* WORK TO DO
State how many lines contain "电视机进入待机状态", and write nothing except that count.

++++ DATA ENTRIES ++++

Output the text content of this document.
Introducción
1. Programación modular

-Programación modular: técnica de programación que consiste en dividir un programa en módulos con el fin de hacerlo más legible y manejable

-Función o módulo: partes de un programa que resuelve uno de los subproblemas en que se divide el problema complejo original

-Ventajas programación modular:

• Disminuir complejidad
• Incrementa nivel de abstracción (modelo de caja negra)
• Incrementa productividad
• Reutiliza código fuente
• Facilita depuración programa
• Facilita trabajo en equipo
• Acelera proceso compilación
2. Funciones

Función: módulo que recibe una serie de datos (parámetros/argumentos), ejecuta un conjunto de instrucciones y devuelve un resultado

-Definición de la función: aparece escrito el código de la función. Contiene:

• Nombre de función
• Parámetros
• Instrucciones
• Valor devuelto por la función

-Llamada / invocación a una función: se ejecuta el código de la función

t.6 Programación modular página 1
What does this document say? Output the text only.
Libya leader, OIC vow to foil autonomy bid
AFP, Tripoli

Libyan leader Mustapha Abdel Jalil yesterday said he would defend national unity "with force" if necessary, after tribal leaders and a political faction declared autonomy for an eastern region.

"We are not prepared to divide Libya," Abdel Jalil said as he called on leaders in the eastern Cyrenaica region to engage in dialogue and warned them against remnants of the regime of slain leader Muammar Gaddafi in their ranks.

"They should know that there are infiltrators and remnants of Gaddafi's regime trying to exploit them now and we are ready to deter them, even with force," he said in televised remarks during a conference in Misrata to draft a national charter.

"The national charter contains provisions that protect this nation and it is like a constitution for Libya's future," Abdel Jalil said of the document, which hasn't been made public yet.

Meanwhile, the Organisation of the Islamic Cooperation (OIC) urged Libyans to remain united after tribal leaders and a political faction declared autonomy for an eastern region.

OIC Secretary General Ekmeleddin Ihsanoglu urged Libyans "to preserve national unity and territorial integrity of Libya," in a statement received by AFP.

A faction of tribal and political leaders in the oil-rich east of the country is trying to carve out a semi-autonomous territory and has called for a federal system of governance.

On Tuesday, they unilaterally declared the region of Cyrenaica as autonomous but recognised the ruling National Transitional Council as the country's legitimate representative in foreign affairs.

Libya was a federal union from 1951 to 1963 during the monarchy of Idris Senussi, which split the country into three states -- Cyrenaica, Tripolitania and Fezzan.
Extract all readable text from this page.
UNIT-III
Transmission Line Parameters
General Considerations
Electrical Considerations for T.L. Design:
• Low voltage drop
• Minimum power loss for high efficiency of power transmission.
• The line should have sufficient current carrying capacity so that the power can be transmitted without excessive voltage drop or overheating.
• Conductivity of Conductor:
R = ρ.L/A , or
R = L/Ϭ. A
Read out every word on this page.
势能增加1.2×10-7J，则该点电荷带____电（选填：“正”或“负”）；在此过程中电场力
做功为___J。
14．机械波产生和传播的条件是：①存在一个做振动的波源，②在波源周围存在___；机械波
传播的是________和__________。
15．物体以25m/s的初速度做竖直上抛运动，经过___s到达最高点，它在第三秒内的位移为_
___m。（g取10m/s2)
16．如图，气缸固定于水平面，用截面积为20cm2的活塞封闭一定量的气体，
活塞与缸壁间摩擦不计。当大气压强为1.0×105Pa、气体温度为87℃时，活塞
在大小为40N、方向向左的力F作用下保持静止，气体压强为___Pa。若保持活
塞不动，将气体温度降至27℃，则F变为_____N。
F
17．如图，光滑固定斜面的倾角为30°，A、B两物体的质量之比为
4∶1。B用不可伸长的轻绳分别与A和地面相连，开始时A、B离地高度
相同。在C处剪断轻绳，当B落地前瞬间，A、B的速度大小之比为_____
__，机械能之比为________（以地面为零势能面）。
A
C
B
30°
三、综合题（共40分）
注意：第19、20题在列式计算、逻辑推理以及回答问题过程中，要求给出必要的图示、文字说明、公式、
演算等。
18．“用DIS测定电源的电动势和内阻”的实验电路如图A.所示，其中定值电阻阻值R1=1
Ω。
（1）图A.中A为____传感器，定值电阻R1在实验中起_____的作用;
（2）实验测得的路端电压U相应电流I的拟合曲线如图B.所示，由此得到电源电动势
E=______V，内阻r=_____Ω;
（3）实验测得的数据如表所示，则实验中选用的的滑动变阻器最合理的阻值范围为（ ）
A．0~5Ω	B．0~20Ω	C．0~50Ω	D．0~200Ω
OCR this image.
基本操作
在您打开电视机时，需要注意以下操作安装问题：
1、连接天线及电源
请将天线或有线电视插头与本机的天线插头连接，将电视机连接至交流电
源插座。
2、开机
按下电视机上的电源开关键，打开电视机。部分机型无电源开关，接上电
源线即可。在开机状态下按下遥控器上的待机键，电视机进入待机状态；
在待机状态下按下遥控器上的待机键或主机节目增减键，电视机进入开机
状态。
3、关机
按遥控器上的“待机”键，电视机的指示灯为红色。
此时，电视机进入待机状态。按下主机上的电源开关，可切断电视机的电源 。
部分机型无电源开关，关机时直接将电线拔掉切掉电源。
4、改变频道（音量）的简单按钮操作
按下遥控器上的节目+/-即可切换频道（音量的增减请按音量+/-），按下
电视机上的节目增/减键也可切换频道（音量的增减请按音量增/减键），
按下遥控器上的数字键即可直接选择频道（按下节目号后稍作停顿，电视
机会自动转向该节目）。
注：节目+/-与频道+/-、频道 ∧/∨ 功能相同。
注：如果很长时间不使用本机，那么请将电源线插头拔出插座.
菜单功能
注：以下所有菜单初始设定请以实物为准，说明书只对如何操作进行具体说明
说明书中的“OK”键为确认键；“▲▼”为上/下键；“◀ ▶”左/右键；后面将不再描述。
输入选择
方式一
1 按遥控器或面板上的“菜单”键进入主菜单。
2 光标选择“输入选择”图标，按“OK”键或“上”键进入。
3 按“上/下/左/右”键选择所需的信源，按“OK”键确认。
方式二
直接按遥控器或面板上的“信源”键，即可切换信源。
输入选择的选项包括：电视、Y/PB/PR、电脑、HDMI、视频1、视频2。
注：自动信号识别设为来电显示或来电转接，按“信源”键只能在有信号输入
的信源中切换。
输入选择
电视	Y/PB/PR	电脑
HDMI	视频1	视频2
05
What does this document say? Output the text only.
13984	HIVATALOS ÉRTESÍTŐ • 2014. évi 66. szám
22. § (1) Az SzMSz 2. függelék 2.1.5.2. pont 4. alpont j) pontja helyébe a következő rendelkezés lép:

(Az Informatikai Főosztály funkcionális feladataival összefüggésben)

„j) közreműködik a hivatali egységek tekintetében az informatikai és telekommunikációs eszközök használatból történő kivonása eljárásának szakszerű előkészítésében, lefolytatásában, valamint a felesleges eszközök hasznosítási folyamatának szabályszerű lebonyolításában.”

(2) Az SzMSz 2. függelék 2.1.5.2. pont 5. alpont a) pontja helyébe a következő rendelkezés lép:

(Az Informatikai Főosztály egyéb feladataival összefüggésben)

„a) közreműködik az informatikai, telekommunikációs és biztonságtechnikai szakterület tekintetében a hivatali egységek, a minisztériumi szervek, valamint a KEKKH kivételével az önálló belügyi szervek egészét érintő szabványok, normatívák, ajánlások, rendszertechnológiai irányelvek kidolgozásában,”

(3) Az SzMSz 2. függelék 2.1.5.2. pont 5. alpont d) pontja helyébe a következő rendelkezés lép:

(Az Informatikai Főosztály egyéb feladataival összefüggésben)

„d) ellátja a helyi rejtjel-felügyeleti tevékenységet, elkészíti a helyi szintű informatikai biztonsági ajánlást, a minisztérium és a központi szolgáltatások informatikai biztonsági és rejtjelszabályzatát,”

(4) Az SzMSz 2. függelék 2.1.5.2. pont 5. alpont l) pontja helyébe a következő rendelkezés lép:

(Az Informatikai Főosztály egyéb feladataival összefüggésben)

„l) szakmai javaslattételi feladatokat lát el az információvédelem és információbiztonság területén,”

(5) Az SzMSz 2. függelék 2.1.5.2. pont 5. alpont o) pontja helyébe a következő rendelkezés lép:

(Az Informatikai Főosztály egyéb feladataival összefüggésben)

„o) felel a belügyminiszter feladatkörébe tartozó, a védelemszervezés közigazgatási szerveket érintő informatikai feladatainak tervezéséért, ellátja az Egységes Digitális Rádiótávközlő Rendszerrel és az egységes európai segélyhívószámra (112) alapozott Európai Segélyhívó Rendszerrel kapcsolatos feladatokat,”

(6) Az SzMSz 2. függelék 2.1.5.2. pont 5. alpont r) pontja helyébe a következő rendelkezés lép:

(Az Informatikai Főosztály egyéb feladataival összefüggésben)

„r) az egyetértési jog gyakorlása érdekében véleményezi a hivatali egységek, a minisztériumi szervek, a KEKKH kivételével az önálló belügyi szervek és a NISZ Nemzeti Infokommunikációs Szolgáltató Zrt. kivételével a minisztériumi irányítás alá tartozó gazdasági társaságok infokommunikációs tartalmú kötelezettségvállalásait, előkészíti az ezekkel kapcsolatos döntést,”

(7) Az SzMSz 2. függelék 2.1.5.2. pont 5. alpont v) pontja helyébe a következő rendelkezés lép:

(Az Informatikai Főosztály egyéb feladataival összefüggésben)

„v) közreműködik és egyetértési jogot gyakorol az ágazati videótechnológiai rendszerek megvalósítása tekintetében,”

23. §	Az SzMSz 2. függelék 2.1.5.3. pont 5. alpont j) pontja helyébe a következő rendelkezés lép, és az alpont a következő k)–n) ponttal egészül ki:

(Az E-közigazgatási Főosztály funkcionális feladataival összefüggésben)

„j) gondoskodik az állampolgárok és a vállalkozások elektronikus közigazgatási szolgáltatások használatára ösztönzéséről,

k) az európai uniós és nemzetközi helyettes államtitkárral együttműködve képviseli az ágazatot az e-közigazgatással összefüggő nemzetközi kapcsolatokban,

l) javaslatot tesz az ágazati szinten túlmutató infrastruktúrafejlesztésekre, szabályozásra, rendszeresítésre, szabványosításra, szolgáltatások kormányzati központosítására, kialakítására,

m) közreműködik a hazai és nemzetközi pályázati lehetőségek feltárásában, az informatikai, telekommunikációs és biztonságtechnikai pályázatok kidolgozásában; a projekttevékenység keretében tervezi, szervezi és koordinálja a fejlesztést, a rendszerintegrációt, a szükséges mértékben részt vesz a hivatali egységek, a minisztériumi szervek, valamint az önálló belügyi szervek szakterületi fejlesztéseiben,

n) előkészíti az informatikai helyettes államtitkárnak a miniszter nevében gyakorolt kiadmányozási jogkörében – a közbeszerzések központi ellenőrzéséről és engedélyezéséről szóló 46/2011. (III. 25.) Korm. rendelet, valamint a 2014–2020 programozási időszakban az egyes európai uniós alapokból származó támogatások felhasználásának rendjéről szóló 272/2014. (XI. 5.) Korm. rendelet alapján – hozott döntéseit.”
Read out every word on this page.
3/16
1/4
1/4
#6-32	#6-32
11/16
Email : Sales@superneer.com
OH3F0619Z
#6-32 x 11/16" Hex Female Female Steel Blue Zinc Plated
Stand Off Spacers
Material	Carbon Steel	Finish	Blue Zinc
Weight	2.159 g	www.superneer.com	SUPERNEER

++++

* WRITTEN RESPONSE
2